▶ PROBLÈMES À RÉSOUDRE
1. Selon la page, dans quel but l'industrie des paiements en France a-t-elle développé des solutions facilitant l'acceptation des cartes Amex sur les terminaux ? Réponds en une à trois phrases.
2. Dans la page, renomme "Royaume-Uni" en "Belgique" et recopie le passage compris entre "En France, les" et "encaissements par carte.", inclus.
3. D'après la page, dans quels pays les PSP et Amex sont-ils des acteurs incontournables de la chaîne des encaissements par carte ?

▶ PAGE
+ + + +

Par ailleurs, American Express, un des leaders mondiaux des cartes privatives, intéresse les commerçants qui cherchent à capter de nouveaux clients ou fidéliser un segment de clientèle dont le pouvoir d’achat est généralement plus élevé que la moyenne. L’industrie des paiements en France a dernièrement développé des solutions facilitant l’acceptation des cartes Amex sur les terminaux, afin de répondre à une demande élargie des secteurs de la grande distribution et de la distribution spécialisée.

En France, les PSP et Amex représentent une part croissante du coût global total de la monétique des commerçants. En Allemagne, en Suisse ou encore au Royaume-Uni, ce sont des acteurs incontournables de la chaîne des encaissements par carte.

+ + + +

▶ DONNÉES BRUTES
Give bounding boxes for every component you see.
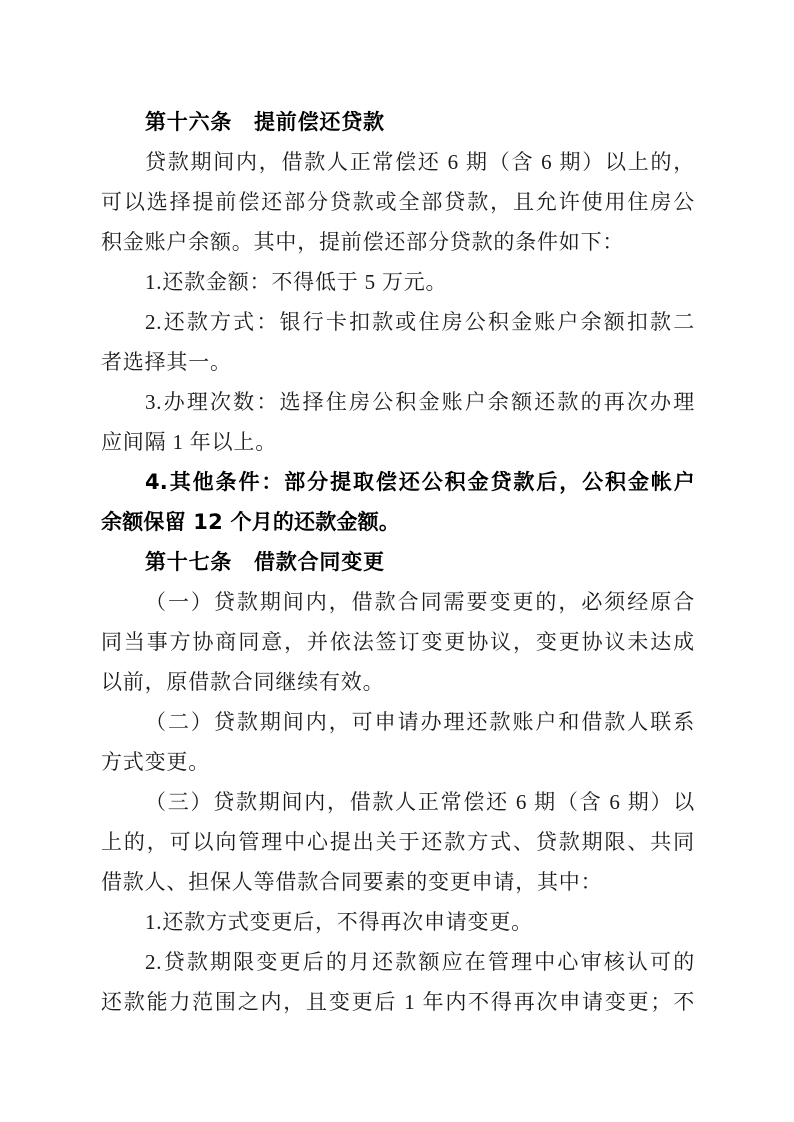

+ + + +

▶ LES RÉPONSES
1. Elle a développé ces solutions afin de répondre à une demande élargie des secteurs de la grande distribution et de la distribution spécialisée.

2.
En France, les PSP et Amex représentent une part croissante du coût global total de la monétique des commerçants. En Allemagne, en Suisse ou encore au Belgique, ce sont des acteurs incontournables de la chaîne des encaissements par carte.

3. En Allemagne, en Suisse et au Royaume-Uni.